**Problem to work on**
Each record below is to be reproduced without any change.

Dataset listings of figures
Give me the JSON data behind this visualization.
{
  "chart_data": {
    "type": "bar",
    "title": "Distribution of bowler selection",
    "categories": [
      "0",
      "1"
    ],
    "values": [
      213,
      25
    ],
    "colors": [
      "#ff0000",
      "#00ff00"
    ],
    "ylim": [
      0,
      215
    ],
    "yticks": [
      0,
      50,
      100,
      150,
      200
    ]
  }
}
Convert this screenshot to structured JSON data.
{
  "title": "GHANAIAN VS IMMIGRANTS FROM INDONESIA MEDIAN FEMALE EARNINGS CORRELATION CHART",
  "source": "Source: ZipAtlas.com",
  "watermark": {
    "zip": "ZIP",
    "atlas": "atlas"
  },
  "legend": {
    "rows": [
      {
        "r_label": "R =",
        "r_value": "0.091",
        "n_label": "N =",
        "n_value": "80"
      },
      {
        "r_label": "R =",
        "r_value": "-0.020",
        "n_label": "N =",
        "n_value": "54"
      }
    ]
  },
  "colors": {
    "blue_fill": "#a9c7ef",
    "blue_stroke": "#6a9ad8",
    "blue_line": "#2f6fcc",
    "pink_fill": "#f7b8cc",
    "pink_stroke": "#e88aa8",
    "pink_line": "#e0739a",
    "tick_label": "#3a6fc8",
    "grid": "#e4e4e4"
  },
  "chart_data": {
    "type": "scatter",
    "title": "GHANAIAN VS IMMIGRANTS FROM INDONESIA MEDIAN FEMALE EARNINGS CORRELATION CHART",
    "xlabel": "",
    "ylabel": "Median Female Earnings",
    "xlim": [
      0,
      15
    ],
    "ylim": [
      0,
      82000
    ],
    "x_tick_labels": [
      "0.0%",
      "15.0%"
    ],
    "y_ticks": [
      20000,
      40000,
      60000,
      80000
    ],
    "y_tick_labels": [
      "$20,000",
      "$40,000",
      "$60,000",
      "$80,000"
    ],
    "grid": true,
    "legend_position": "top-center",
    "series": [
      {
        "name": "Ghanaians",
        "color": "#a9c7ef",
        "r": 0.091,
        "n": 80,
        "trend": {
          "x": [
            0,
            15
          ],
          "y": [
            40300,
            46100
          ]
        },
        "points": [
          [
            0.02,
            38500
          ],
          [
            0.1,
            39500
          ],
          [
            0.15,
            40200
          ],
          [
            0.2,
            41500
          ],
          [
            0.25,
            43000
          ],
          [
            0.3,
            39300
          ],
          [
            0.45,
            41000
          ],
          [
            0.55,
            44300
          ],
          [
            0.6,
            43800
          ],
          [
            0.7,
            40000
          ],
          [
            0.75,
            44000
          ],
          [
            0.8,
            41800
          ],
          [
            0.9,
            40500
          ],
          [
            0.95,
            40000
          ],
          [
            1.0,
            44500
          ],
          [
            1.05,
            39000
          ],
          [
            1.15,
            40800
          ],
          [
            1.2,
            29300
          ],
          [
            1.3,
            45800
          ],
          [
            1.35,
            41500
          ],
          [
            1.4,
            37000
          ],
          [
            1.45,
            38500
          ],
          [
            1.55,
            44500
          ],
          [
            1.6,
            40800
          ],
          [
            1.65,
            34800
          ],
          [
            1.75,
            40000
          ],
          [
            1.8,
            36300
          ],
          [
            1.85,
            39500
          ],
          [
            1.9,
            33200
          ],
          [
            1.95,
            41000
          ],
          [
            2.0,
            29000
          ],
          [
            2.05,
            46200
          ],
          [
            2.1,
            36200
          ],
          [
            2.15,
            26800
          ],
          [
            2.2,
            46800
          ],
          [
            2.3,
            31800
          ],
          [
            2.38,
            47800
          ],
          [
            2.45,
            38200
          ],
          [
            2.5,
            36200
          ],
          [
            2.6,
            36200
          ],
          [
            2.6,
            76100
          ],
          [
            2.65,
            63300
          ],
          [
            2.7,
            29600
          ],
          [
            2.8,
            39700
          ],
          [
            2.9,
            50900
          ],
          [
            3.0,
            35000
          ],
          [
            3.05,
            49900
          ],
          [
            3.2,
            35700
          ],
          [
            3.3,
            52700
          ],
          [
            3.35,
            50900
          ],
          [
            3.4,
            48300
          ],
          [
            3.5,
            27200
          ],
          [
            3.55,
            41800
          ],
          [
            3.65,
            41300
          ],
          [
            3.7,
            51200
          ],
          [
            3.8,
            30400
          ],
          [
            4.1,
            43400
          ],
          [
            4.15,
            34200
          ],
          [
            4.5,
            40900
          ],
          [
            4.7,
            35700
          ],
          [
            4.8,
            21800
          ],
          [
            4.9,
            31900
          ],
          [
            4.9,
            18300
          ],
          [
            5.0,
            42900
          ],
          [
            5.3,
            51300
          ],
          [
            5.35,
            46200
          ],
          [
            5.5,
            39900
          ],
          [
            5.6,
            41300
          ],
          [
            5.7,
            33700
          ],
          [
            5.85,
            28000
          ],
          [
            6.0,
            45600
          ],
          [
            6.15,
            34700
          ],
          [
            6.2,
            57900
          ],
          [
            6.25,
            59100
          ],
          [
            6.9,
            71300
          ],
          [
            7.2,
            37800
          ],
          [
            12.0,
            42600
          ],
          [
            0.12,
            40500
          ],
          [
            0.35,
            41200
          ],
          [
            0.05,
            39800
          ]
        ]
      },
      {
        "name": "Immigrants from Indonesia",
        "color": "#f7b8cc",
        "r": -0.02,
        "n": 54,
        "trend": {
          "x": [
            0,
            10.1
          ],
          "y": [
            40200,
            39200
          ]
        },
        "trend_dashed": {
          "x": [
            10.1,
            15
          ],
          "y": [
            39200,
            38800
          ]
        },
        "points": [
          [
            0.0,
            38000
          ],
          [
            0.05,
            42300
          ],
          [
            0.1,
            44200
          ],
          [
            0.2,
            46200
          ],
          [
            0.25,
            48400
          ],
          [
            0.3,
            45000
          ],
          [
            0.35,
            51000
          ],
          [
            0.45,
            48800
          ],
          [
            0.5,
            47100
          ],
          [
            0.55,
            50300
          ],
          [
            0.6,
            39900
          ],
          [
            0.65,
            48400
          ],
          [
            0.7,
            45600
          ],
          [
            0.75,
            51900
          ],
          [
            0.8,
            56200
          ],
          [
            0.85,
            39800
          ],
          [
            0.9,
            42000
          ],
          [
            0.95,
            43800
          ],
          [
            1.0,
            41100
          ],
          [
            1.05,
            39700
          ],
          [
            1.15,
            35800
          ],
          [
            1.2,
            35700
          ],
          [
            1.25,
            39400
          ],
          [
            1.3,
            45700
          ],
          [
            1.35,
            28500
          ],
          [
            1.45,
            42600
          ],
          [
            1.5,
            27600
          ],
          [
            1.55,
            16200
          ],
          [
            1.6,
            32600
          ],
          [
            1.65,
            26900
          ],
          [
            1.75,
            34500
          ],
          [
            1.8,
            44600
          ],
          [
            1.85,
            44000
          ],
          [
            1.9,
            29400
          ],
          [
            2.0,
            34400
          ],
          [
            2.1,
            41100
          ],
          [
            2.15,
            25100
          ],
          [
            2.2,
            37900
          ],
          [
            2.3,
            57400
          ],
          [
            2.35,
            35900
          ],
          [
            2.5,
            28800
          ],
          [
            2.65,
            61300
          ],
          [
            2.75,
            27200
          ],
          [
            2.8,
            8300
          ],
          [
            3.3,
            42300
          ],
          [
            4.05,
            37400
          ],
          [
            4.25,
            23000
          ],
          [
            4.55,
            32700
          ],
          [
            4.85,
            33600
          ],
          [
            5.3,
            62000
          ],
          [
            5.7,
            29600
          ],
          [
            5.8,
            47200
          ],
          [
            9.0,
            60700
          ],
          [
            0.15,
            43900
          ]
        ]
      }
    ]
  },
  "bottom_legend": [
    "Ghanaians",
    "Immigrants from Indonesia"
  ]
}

**Solved problem**
Give me the JSON data behind this visualization.
{
  "chart_data": {
    "type": "bar",
    "title": "Distribution of bowler selection",
    "categories": [
      "0",
      "1"
    ],
    "values": [
      213,
      25
    ],
    "colors": [
      "#ff0000",
      "#00ff00"
    ],
    "ylim": [
      0,
      215
    ],
    "yticks": [
      0,
      50,
      100,
      150,
      200
    ]
  }
}
Convert this screenshot to structured JSON data.
{
  "title": "GHANAIAN VS IMMIGRANTS FROM INDONESIA MEDIAN FEMALE EARNINGS CORRELATION CHART",
  "source": "Source: ZipAtlas.com",
  "watermark": {
    "zip": "ZIP",
    "atlas": "atlas"
  },
  "legend": {
    "rows": [
      {
        "r_label": "R =",
        "r_value": "0.091",
        "n_label": "N =",
        "n_value": "80"
      },
      {
        "r_label": "R =",
        "r_value": "-0.020",
        "n_label": "N =",
        "n_value": "54"
      }
    ]
  },
  "colors": {
    "blue_fill": "#a9c7ef",
    "blue_stroke": "#6a9ad8",
    "blue_line": "#2f6fcc",
    "pink_fill": "#f7b8cc",
    "pink_stroke": "#e88aa8",
    "pink_line": "#e0739a",
    "tick_label": "#3a6fc8",
    "grid": "#e4e4e4"
  },
  "chart_data": {
    "type": "scatter",
    "title": "GHANAIAN VS IMMIGRANTS FROM INDONESIA MEDIAN FEMALE EARNINGS CORRELATION CHART",
    "xlabel": "",
    "ylabel": "Median Female Earnings",
    "xlim": [
      0,
      15
    ],
    "ylim": [
      0,
      82000
    ],
    "x_tick_labels": [
      "0.0%",
      "15.0%"
    ],
    "y_ticks": [
      20000,
      40000,
      60000,
      80000
    ],
    "y_tick_labels": [
      "$20,000",
      "$40,000",
      "$60,000",
      "$80,000"
    ],
    "grid": true,
    "legend_position": "top-center",
    "series": [
      {
        "name": "Ghanaians",
        "color": "#a9c7ef",
        "r": 0.091,
        "n": 80,
        "trend": {
          "x": [
            0,
            15
          ],
          "y": [
            40300,
            46100
          ]
        },
        "points": [
          [
            0.02,
            38500
          ],
          [
            0.1,
            39500
          ],
          [
            0.15,
            40200
          ],
          [
            0.2,
            41500
          ],
          [
            0.25,
            43000
          ],
          [
            0.3,
            39300
          ],
          [
            0.45,
            41000
          ],
          [
            0.55,
            44300
          ],
          [
            0.6,
            43800
          ],
          [
            0.7,
            40000
          ],
          [
            0.75,
            44000
          ],
          [
            0.8,
            41800
          ],
          [
            0.9,
            40500
          ],
          [
            0.95,
            40000
          ],
          [
            1.0,
            44500
          ],
          [
            1.05,
            39000
          ],
          [
            1.15,
            40800
          ],
          [
            1.2,
            29300
          ],
          [
            1.3,
            45800
          ],
          [
            1.35,
            41500
          ],
          [
            1.4,
            37000
          ],
          [
            1.45,
            38500
          ],
          [
            1.55,
            44500
          ],
          [
            1.6,
            40800
          ],
          [
            1.65,
            34800
          ],
          [
            1.75,
            40000
          ],
          [
            1.8,
            36300
          ],
          [
            1.85,
            39500
          ],
          [
            1.9,
            33200
          ],
          [
            1.95,
            41000
          ],
          [
            2.0,
            29000
          ],
          [
            2.05,
            46200
          ],
          [
            2.1,
            36200
          ],
          [
            2.15,
            26800
          ],
          [
            2.2,
            46800
          ],
          [
            2.3,
            31800
          ],
          [
            2.38,
            47800
          ],
          [
            2.45,
            38200
          ],
          [
            2.5,
            36200
          ],
          [
            2.6,
            36200
          ],
          [
            2.6,
            76100
          ],
          [
            2.65,
            63300
          ],
          [
            2.7,
            29600
          ],
          [
            2.8,
            39700
          ],
          [
            2.9,
            50900
          ],
          [
            3.0,
            35000
          ],
          [
            3.05,
            49900
          ],
          [
            3.2,
            35700
          ],
          [
            3.3,
            52700
          ],
          [
            3.35,
            50900
          ],
          [
            3.4,
            48300
          ],
          [
            3.5,
            27200
          ],
          [
            3.55,
            41800
          ],
          [
            3.65,
            41300
          ],
          [
            3.7,
            51200
          ],
          [
            3.8,
            30400
          ],
          [
            4.1,
            43400
          ],
          [
            4.15,
            34200
          ],
          [
            4.5,
            40900
          ],
          [
            4.7,
            35700
          ],
          [
            4.8,
            21800
          ],
          [
            4.9,
            31900
          ],
          [
            4.9,
            18300
          ],
          [
            5.0,
            42900
          ],
          [
            5.3,
            51300
          ],
          [
            5.35,
            46200
          ],
          [
            5.5,
            39900
          ],
          [
            5.6,
            41300
          ],
          [
            5.7,
            33700
          ],
          [
            5.85,
            28000
          ],
          [
            6.0,
            45600
          ],
          [
            6.15,
            34700
          ],
          [
            6.2,
            57900
          ],
          [
            6.25,
            59100
          ],
          [
            6.9,
            71300
          ],
          [
            7.2,
            37800
          ],
          [
            12.0,
            42600
          ],
          [
            0.12,
            40500
          ],
          [
            0.35,
            41200
          ],
          [
            0.05,
            39800
          ]
        ]
      },
      {
        "name": "Immigrants from Indonesia",
        "color": "#f7b8cc",
        "r": -0.02,
        "n": 54,
        "trend": {
          "x": [
            0,
            10.1
          ],
          "y": [
            40200,
            39200
          ]
        },
        "trend_dashed": {
          "x": [
            10.1,
            15
          ],
          "y": [
            39200,
            38800
          ]
        },
        "points": [
          [
            0.0,
            38000
          ],
          [
            0.05,
            42300
          ],
          [
            0.1,
            44200
          ],
          [
            0.2,
            46200
          ],
          [
            0.25,
            48400
          ],
          [
            0.3,
            45000
          ],
          [
            0.35,
            51000
          ],
          [
            0.45,
            48800
          ],
          [
            0.5,
            47100
          ],
          [
            0.55,
            50300
          ],
          [
            0.6,
            39900
          ],
          [
            0.65,
            48400
          ],
          [
            0.7,
            45600
          ],
          [
            0.75,
            51900
          ],
          [
            0.8,
            56200
          ],
          [
            0.85,
            39800
          ],
          [
            0.9,
            42000
          ],
          [
            0.95,
            43800
          ],
          [
            1.0,
            41100
          ],
          [
            1.05,
            39700
          ],
          [
            1.15,
            35800
          ],
          [
            1.2,
            35700
          ],
          [
            1.25,
            39400
          ],
          [
            1.3,
            45700
          ],
          [
            1.35,
            28500
          ],
          [
            1.45,
            42600
          ],
          [
            1.5,
            27600
          ],
          [
            1.55,
            16200
          ],
          [
            1.6,
            32600
          ],
          [
            1.65,
            26900
          ],
          [
            1.75,
            34500
          ],
          [
            1.8,
            44600
          ],
          [
            1.85,
            44000
          ],
          [
            1.9,
            29400
          ],
          [
            2.0,
            34400
          ],
          [
            2.1,
            41100
          ],
          [
            2.15,
            25100
          ],
          [
            2.2,
            37900
          ],
          [
            2.3,
            57400
          ],
          [
            2.35,
            35900
          ],
          [
            2.5,
            28800
          ],
          [
            2.65,
            61300
          ],
          [
            2.75,
            27200
          ],
          [
            2.8,
            8300
          ],
          [
            3.3,
            42300
          ],
          [
            4.05,
            37400
          ],
          [
            4.25,
            23000
          ],
          [
            4.55,
            32700
          ],
          [
            4.85,
            33600
          ],
          [
            5.3,
            62000
          ],
          [
            5.7,
            29600
          ],
          [
            5.8,
            47200
          ],
          [
            9.0,
            60700
          ],
          [
            0.15,
            43900
          ]
        ]
      }
    ]
  },
  "bottom_legend": [
    "Ghanaians",
    "Immigrants from Indonesia"
  ]
}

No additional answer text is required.